__Exercise goal__
Look through the data below. Collect every line where the word "color" occurs.

━━ Stored records ━━

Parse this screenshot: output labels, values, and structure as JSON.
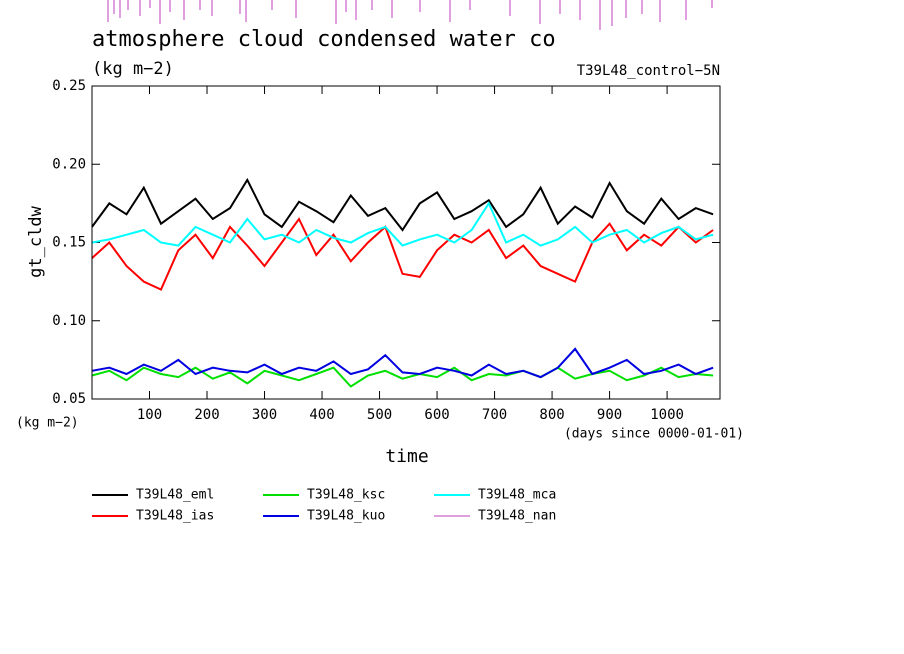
{
  "chart_data": {
    "type": "line",
    "title": "atmosphere cloud condensed water co",
    "subtitle": "(kg m−2)",
    "annotation": "T39L48_control−5N",
    "ylabel": "gt_cldw",
    "yunits": "(kg m−2)",
    "xlabel": "time",
    "xunits": "(days since 0000-01-01)",
    "xlim": [
      0,
      1092
    ],
    "xticks": [
      100,
      200,
      300,
      400,
      500,
      600,
      700,
      800,
      900,
      1000
    ],
    "ylim": [
      0.05,
      0.25
    ],
    "yticks": [
      0.05,
      {
        "value": 0.1,
        "label": "0.10"
      },
      0.15,
      {
        "value": 0.2,
        "label": "0.20"
      },
      0.25
    ],
    "x": [
      0,
      30,
      60,
      90,
      120,
      150,
      180,
      210,
      240,
      270,
      300,
      330,
      360,
      390,
      420,
      450,
      480,
      510,
      540,
      570,
      600,
      630,
      660,
      690,
      720,
      750,
      780,
      810,
      840,
      870,
      900,
      930,
      960,
      990,
      1020,
      1050,
      1080
    ],
    "series": [
      {
        "name": "T39L48_eml",
        "color": "#000000",
        "values": [
          0.16,
          0.175,
          0.168,
          0.185,
          0.162,
          0.17,
          0.178,
          0.165,
          0.172,
          0.19,
          0.168,
          0.16,
          0.176,
          0.17,
          0.163,
          0.18,
          0.167,
          0.172,
          0.158,
          0.175,
          0.182,
          0.165,
          0.17,
          0.177,
          0.16,
          0.168,
          0.185,
          0.162,
          0.173,
          0.166,
          0.188,
          0.17,
          0.162,
          0.178,
          0.165,
          0.172,
          0.168
        ]
      },
      {
        "name": "T39L48_ias",
        "color": "#ff0000",
        "values": [
          0.14,
          0.15,
          0.135,
          0.125,
          0.12,
          0.145,
          0.155,
          0.14,
          0.16,
          0.148,
          0.135,
          0.15,
          0.165,
          0.142,
          0.155,
          0.138,
          0.15,
          0.16,
          0.13,
          0.128,
          0.145,
          0.155,
          0.15,
          0.158,
          0.14,
          0.148,
          0.135,
          0.13,
          0.125,
          0.15,
          0.162,
          0.145,
          0.155,
          0.148,
          0.16,
          0.15,
          0.158
        ]
      },
      {
        "name": "T39L48_ksc",
        "color": "#00e000",
        "values": [
          0.065,
          0.068,
          0.062,
          0.07,
          0.066,
          0.064,
          0.07,
          0.063,
          0.067,
          0.06,
          0.068,
          0.065,
          0.062,
          0.066,
          0.07,
          0.058,
          0.065,
          0.068,
          0.063,
          0.066,
          0.064,
          0.07,
          0.062,
          0.066,
          0.065,
          0.068,
          0.064,
          0.07,
          0.063,
          0.066,
          0.068,
          0.062,
          0.065,
          0.07,
          0.064,
          0.066,
          0.065
        ]
      },
      {
        "name": "T39L48_kuo",
        "color": "#0000e0",
        "values": [
          0.068,
          0.07,
          0.066,
          0.072,
          0.068,
          0.075,
          0.066,
          0.07,
          0.068,
          0.067,
          0.072,
          0.066,
          0.07,
          0.068,
          0.074,
          0.066,
          0.069,
          0.078,
          0.067,
          0.066,
          0.07,
          0.068,
          0.065,
          0.072,
          0.066,
          0.068,
          0.064,
          0.07,
          0.082,
          0.066,
          0.07,
          0.075,
          0.066,
          0.068,
          0.072,
          0.066,
          0.07
        ]
      },
      {
        "name": "T39L48_mca",
        "color": "#00ffff",
        "values": [
          0.15,
          0.152,
          0.155,
          0.158,
          0.15,
          0.148,
          0.16,
          0.155,
          0.15,
          0.165,
          0.152,
          0.155,
          0.15,
          0.158,
          0.153,
          0.15,
          0.156,
          0.16,
          0.148,
          0.152,
          0.155,
          0.15,
          0.158,
          0.175,
          0.15,
          0.155,
          0.148,
          0.152,
          0.16,
          0.15,
          0.155,
          0.158,
          0.15,
          0.156,
          0.16,
          0.152,
          0.155
        ]
      },
      {
        "name": "T39L48_nan",
        "color": "#e0a0e0",
        "values": [
          null,
          null,
          null,
          null,
          null,
          null,
          null,
          null,
          null,
          null,
          null,
          null,
          null,
          null,
          null,
          null,
          null,
          null,
          null,
          null,
          null,
          null,
          null,
          null,
          null,
          null,
          null,
          null,
          null,
          null,
          null,
          null,
          null,
          null,
          null,
          null,
          null
        ]
      }
    ]
  }
}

━━━

__Answer below__
        "color": "#000000",
        "color": "#ff0000",
        "color": "#00e000",
        "color": "#0000e0",
        "color": "#00ffff",
        "color": "#e0a0e0",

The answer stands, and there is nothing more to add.